Problem to solve
Where a line holds the word "fichier", copy that line.

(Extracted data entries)
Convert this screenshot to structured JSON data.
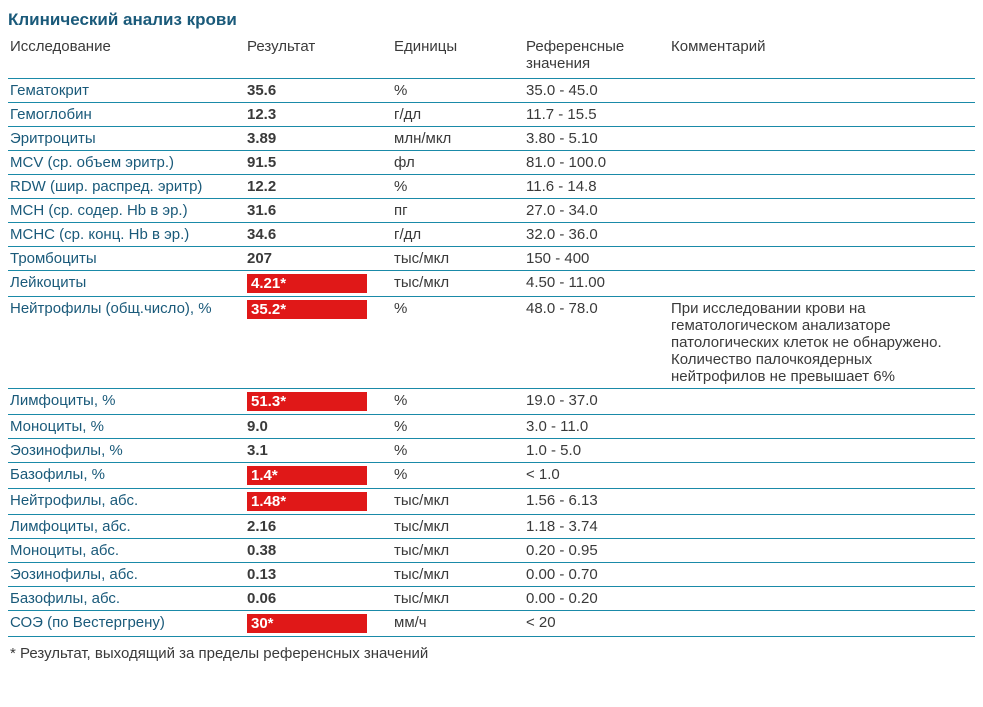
{
  "title": "Клинический анализ крови",
  "columns": {
    "test": "Исследование",
    "result": "Результат",
    "unit": "Единицы",
    "ref": "Референсные значения",
    "comment": "Комментарий"
  },
  "colors": {
    "heading": "#1a5a7a",
    "row_border": "#1a8aa8",
    "flag_bg": "#e01818",
    "flag_text": "#ffffff",
    "body_text": "#3a3a3a",
    "background": "#ffffff"
  },
  "rows": [
    {
      "test": "Гематокрит",
      "result": "35.6",
      "flagged": false,
      "unit": "%",
      "ref": "35.0 - 45.0",
      "comment": ""
    },
    {
      "test": "Гемоглобин",
      "result": "12.3",
      "flagged": false,
      "unit": "г/дл",
      "ref": "11.7 - 15.5",
      "comment": ""
    },
    {
      "test": "Эритроциты",
      "result": "3.89",
      "flagged": false,
      "unit": "млн/мкл",
      "ref": "3.80 - 5.10",
      "comment": ""
    },
    {
      "test": "MCV (ср. объем эритр.)",
      "result": "91.5",
      "flagged": false,
      "unit": "фл",
      "ref": "81.0 - 100.0",
      "comment": ""
    },
    {
      "test": "RDW (шир. распред. эритр)",
      "result": "12.2",
      "flagged": false,
      "unit": "%",
      "ref": "11.6 - 14.8",
      "comment": ""
    },
    {
      "test": "MCH (ср. содер. Hb в эр.)",
      "result": "31.6",
      "flagged": false,
      "unit": "пг",
      "ref": "27.0 - 34.0",
      "comment": ""
    },
    {
      "test": "MCHC (ср. конц. Hb в эр.)",
      "result": "34.6",
      "flagged": false,
      "unit": "г/дл",
      "ref": "32.0 - 36.0",
      "comment": ""
    },
    {
      "test": "Тромбоциты",
      "result": "207",
      "flagged": false,
      "unit": "тыс/мкл",
      "ref": "150 - 400",
      "comment": ""
    },
    {
      "test": "Лейкоциты",
      "result": "4.21*",
      "flagged": true,
      "unit": "тыс/мкл",
      "ref": "4.50 - 11.00",
      "comment": ""
    },
    {
      "test": "Нейтрофилы (общ.число), %",
      "result": "35.2*",
      "flagged": true,
      "unit": "%",
      "ref": "48.0 - 78.0",
      "comment": "При исследовании крови на гематологическом анализаторе патологических клеток не обнаружено. Количество палочкоядерных нейтрофилов не превышает 6%"
    },
    {
      "test": "Лимфоциты, %",
      "result": "51.3*",
      "flagged": true,
      "unit": "%",
      "ref": "19.0 - 37.0",
      "comment": ""
    },
    {
      "test": "Моноциты, %",
      "result": "9.0",
      "flagged": false,
      "unit": "%",
      "ref": "3.0 - 11.0",
      "comment": ""
    },
    {
      "test": "Эозинофилы, %",
      "result": "3.1",
      "flagged": false,
      "unit": "%",
      "ref": "1.0 - 5.0",
      "comment": ""
    },
    {
      "test": "Базофилы, %",
      "result": "1.4*",
      "flagged": true,
      "unit": "%",
      "ref": "< 1.0",
      "comment": ""
    },
    {
      "test": "Нейтрофилы, абс.",
      "result": "1.48*",
      "flagged": true,
      "unit": "тыс/мкл",
      "ref": "1.56 - 6.13",
      "comment": ""
    },
    {
      "test": "Лимфоциты, абс.",
      "result": "2.16",
      "flagged": false,
      "unit": "тыс/мкл",
      "ref": "1.18 - 3.74",
      "comment": ""
    },
    {
      "test": "Моноциты, абс.",
      "result": "0.38",
      "flagged": false,
      "unit": "тыс/мкл",
      "ref": "0.20 - 0.95",
      "comment": ""
    },
    {
      "test": "Эозинофилы, абс.",
      "result": "0.13",
      "flagged": false,
      "unit": "тыс/мкл",
      "ref": "0.00 - 0.70",
      "comment": ""
    },
    {
      "test": "Базофилы, абс.",
      "result": "0.06",
      "flagged": false,
      "unit": "тыс/мкл",
      "ref": "0.00 - 0.20",
      "comment": ""
    },
    {
      "test": "СОЭ (по Вестергрену)",
      "result": "30*",
      "flagged": true,
      "unit": "мм/ч",
      "ref": "< 20",
      "comment": ""
    }
  ],
  "footnote": "* Результат, выходящий за пределы референсных значений"
}
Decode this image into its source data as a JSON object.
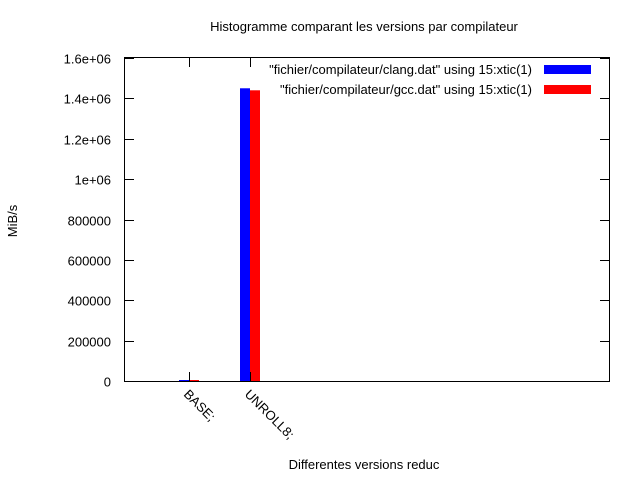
{
  "chart_data": {
    "type": "bar",
    "title": "Histogramme comparant les versions par compilateur",
    "xlabel": "Differentes versions reduc",
    "ylabel": "MiB/s",
    "categories": [
      "BASE;",
      "UNROLL8;"
    ],
    "series": [
      {
        "name": "\"fichier/compilateur/clang.dat\"  using 15:xtic(1)",
        "color": "#0000ff",
        "values": [
          4000,
          1450000
        ]
      },
      {
        "name": "\"fichier/compilateur/gcc.dat\"  using 15:xtic(1)",
        "color": "#ff0000",
        "values": [
          4000,
          1440000
        ]
      }
    ],
    "ylim": [
      0,
      1600000
    ],
    "yticks": [
      {
        "value": 0,
        "label": "0"
      },
      {
        "value": 200000,
        "label": "200000"
      },
      {
        "value": 400000,
        "label": "400000"
      },
      {
        "value": 600000,
        "label": "600000"
      },
      {
        "value": 800000,
        "label": "800000"
      },
      {
        "value": 1000000,
        "label": "1e+06"
      },
      {
        "value": 1200000,
        "label": "1.2e+06"
      },
      {
        "value": 1400000,
        "label": "1.4e+06"
      },
      {
        "value": 1600000,
        "label": "1.6e+06"
      }
    ],
    "grid": false,
    "legend_position": "top-right"
  }
}
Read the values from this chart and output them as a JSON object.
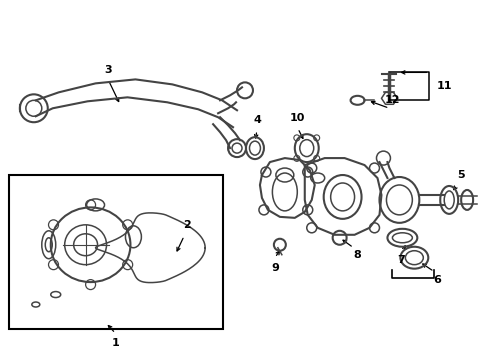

Reply to the exercise
        "name": "\"fichier/compilateur/clang.dat\"  using 15:xtic(1)",
        "name": "\"fichier/compilateur/gcc.dat\"  using 15:xtic(1)",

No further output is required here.